-- Begin --

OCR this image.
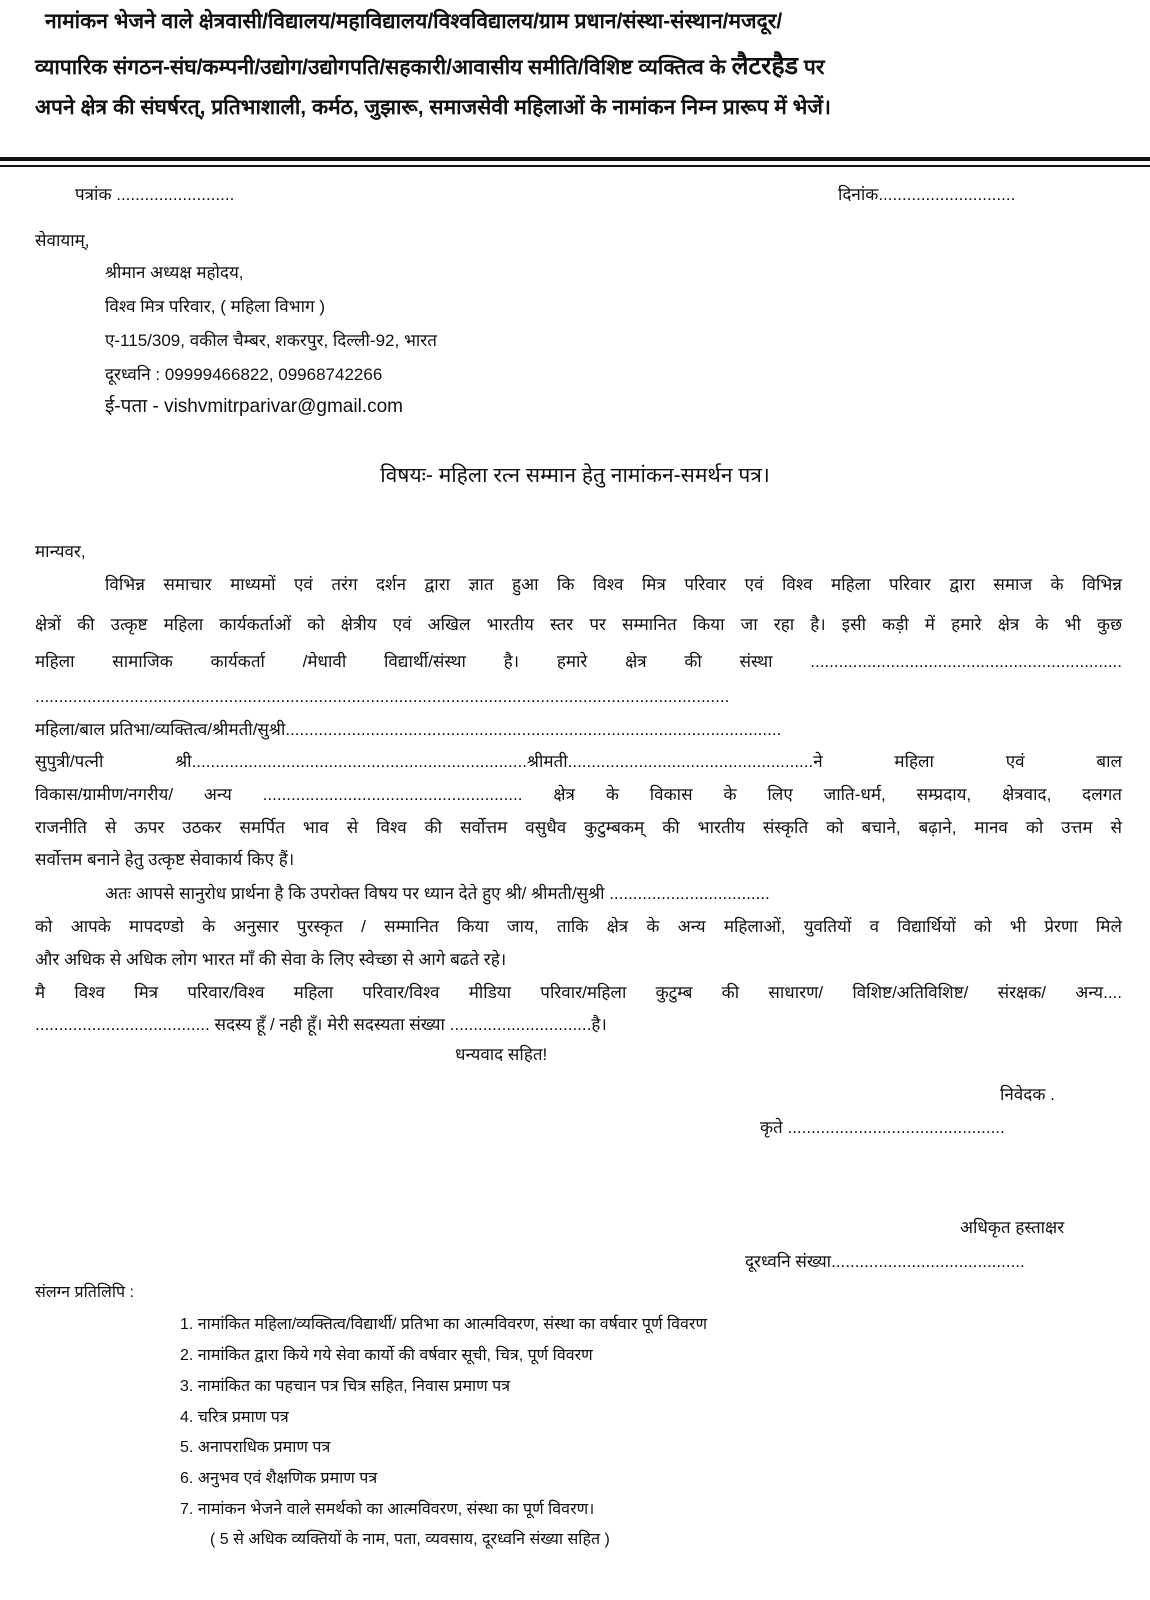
नामांकन भेजने वाले क्षेत्रवासी/विद्यालय/महाविद्यालय/विश्वविद्यालय/ग्राम प्रधान/संस्था-संस्थान/मजदूर/
व्यापारिक संगठन-संघ/कम्पनी/उद्योग/उद्योगपति/सहकारी/आवासीय समीति/विशिष्ट व्यक्तित्व के लैटरहैड पर
अपने क्षेत्र की संघर्षरत्, प्रतिभाशाली, कर्मठ, जुझारू, समाजसेवी महिलाओं के नामांकन निम्न प्रारूप में भेजें।
पत्रांक .........................	दिनांक.............................
सेवायाम्,
श्रीमान अध्यक्ष महोदय,
विश्व मित्र परिवार, ( महिला विभाग )
ए-115/309, वकील चैम्बर, शकरपुर, दिल्ली-92, भारत
दूरध्वनि : 09999466822, 09968742266
ई-पता - vishvmitrparivar@gmail.com
विषयः- महिला रत्न सम्मान हेतु नामांकन-समर्थन पत्र।
मान्यवर,
विभिन्न समाचार माध्यमों एवं तरंग दर्शन द्वारा ज्ञात हुआ कि विश्व मित्र परिवार एवं विश्व महिला परिवार द्वारा समाज के विभिन्न
क्षेत्रों की उत्कृष्ट महिला कार्यकर्ताओं को क्षेत्रीय एवं अखिल भारतीय स्तर पर सम्मानित किया जा रहा है। इसी कड़ी में हमारे क्षेत्र के भी कुछ
महिला सामाजिक कार्यकर्ता /मेधावी विद्यार्थी/संस्था है। हमारे क्षेत्र की संस्था ..................................................................
...................................................................................................................................................
महिला/बाल प्रतिभा/व्यक्तित्व/श्रीमती/सुश्री.........................................................................................................
सुपुत्री/पत्नी श्री.......................................................................श्रीमती....................................................ने महिला एवं बाल
विकास/ग्रामीण/नगरीय/ अन्य ....................................................... क्षेत्र के विकास के लिए जाति-धर्म, सम्प्रदाय, क्षेत्रवाद, दलगत
राजनीति से ऊपर उठकर समर्पित भाव से विश्व की सर्वोत्तम वसुधैव कुटुम्बकम् की भारतीय संस्कृति को बचाने, बढ़ाने, मानव को उत्तम से
सर्वोत्तम बनाने हेतु उत्कृष्ट सेवाकार्य किए हैं।
अतः आपसे सानुरोध प्रार्थना है कि उपरोक्त विषय पर ध्यान देते हुए श्री/ श्रीमती/सुश्री ..................................
को आपके मापदण्डो के अनुसार पुरस्कृत / सम्मानित किया जाय, ताकि क्षेत्र के अन्य महिलाओं, युवतियों व विद्यार्थियों को भी प्रेरणा मिले
और अधिक से अधिक लोग भारत माँ की सेवा के लिए स्वेच्छा से आगे बढते रहे।
मै विश्व मित्र परिवार/विश्व महिला परिवार/विश्व मीडिया परिवार/महिला कुटुम्ब की साधारण/ विशिष्ट/अतिविशिष्ट/ संरक्षक/ अन्य....
..................................... सदस्य हूँ / नही हूँ। मेरी सदस्यता संख्या ..............................है।
धन्यवाद सहित!
निवेदक .
कृते ..............................................
अधिकृत हस्ताक्षर
दूरध्वनि संख्या.........................................
संलग्न प्रतिलिपि :
1. नामांकित महिला/व्यक्तित्व/विद्यार्थी/ प्रतिभा का आत्मविवरण, संस्था का वर्षवार पूर्ण विवरण
2. नामांकित द्वारा किये गये सेवा कार्यो की वर्षवार सूची, चित्र, पूर्ण विवरण
3. नामांकित का पहचान पत्र चित्र सहित, निवास प्रमाण पत्र
4. चरित्र प्रमाण पत्र
5. अनापराधिक प्रमाण पत्र
6. अनुभव एवं शैक्षणिक प्रमाण पत्र
7. नामांकन भेजने वाले समर्थको का आत्मविवरण, संस्था का पूर्ण विवरण।
( 5 से अधिक व्यक्तियों के नाम, पता, व्यवसाय, दूरध्वनि संख्या सहित )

-- End --

All of the entries need to be transcribed word for word; pictures are left out.

• [Right answer]
OCR this image.
नामांकन भेजने वाले क्षेत्रवासी/विद्यालय/महाविद्यालय/विश्वविद्यालय/ग्राम प्रधान/संस्था-संस्थान/मजदूर/
व्यापारिक संगठन-संघ/कम्पनी/उद्योग/उद्योगपति/सहकारी/आवासीय समीति/विशिष्ट व्यक्तित्व के लैटरहैड पर
अपने क्षेत्र की संघर्षरत्, प्रतिभाशाली, कर्मठ, जुझारू, समाजसेवी महिलाओं के नामांकन निम्न प्रारूप में भेजें।
पत्रांक .........................	दिनांक.............................
सेवायाम्,
श्रीमान अध्यक्ष महोदय,
विश्व मित्र परिवार, ( महिला विभाग )
ए-115/309, वकील चैम्बर, शकरपुर, दिल्ली-92, भारत
दूरध्वनि : 09999466822, 09968742266
ई-पता - vishvmitrparivar@gmail.com
विषयः- महिला रत्न सम्मान हेतु नामांकन-समर्थन पत्र।
मान्यवर,
विभिन्न समाचार माध्यमों एवं तरंग दर्शन द्वारा ज्ञात हुआ कि विश्व मित्र परिवार एवं विश्व महिला परिवार द्वारा समाज के विभिन्न
क्षेत्रों की उत्कृष्ट महिला कार्यकर्ताओं को क्षेत्रीय एवं अखिल भारतीय स्तर पर सम्मानित किया जा रहा है। इसी कड़ी में हमारे क्षेत्र के भी कुछ
महिला सामाजिक कार्यकर्ता /मेधावी विद्यार्थी/संस्था है। हमारे क्षेत्र की संस्था ..................................................................
...................................................................................................................................................
महिला/बाल प्रतिभा/व्यक्तित्व/श्रीमती/सुश्री.........................................................................................................
सुपुत्री/पत्नी श्री.......................................................................श्रीमती....................................................ने महिला एवं बाल
विकास/ग्रामीण/नगरीय/ अन्य ....................................................... क्षेत्र के विकास के लिए जाति-धर्म, सम्प्रदाय, क्षेत्रवाद, दलगत
राजनीति से ऊपर उठकर समर्पित भाव से विश्व की सर्वोत्तम वसुधैव कुटुम्बकम् की भारतीय संस्कृति को बचाने, बढ़ाने, मानव को उत्तम से
सर्वोत्तम बनाने हेतु उत्कृष्ट सेवाकार्य किए हैं।
अतः आपसे सानुरोध प्रार्थना है कि उपरोक्त विषय पर ध्यान देते हुए श्री/ श्रीमती/सुश्री ..................................
को आपके मापदण्डो के अनुसार पुरस्कृत / सम्मानित किया जाय, ताकि क्षेत्र के अन्य महिलाओं, युवतियों व विद्यार्थियों को भी प्रेरणा मिले
और अधिक से अधिक लोग भारत माँ की सेवा के लिए स्वेच्छा से आगे बढते रहे।
मै विश्व मित्र परिवार/विश्व महिला परिवार/विश्व मीडिया परिवार/महिला कुटुम्ब की साधारण/ विशिष्ट/अतिविशिष्ट/ संरक्षक/ अन्य....
..................................... सदस्य हूँ / नही हूँ। मेरी सदस्यता संख्या ..............................है।
धन्यवाद सहित!
निवेदक .
कृते ..............................................
अधिकृत हस्ताक्षर
दूरध्वनि संख्या.........................................
संलग्न प्रतिलिपि :
1. नामांकित महिला/व्यक्तित्व/विद्यार्थी/ प्रतिभा का आत्मविवरण, संस्था का वर्षवार पूर्ण विवरण
2. नामांकित द्वारा किये गये सेवा कार्यो की वर्षवार सूची, चित्र, पूर्ण विवरण
3. नामांकित का पहचान पत्र चित्र सहित, निवास प्रमाण पत्र
4. चरित्र प्रमाण पत्र
5. अनापराधिक प्रमाण पत्र
6. अनुभव एवं शैक्षणिक प्रमाण पत्र
7. नामांकन भेजने वाले समर्थको का आत्मविवरण, संस्था का पूर्ण विवरण।
( 5 से अधिक व्यक्तियों के नाम, पता, व्यवसाय, दूरध्वनि संख्या सहित )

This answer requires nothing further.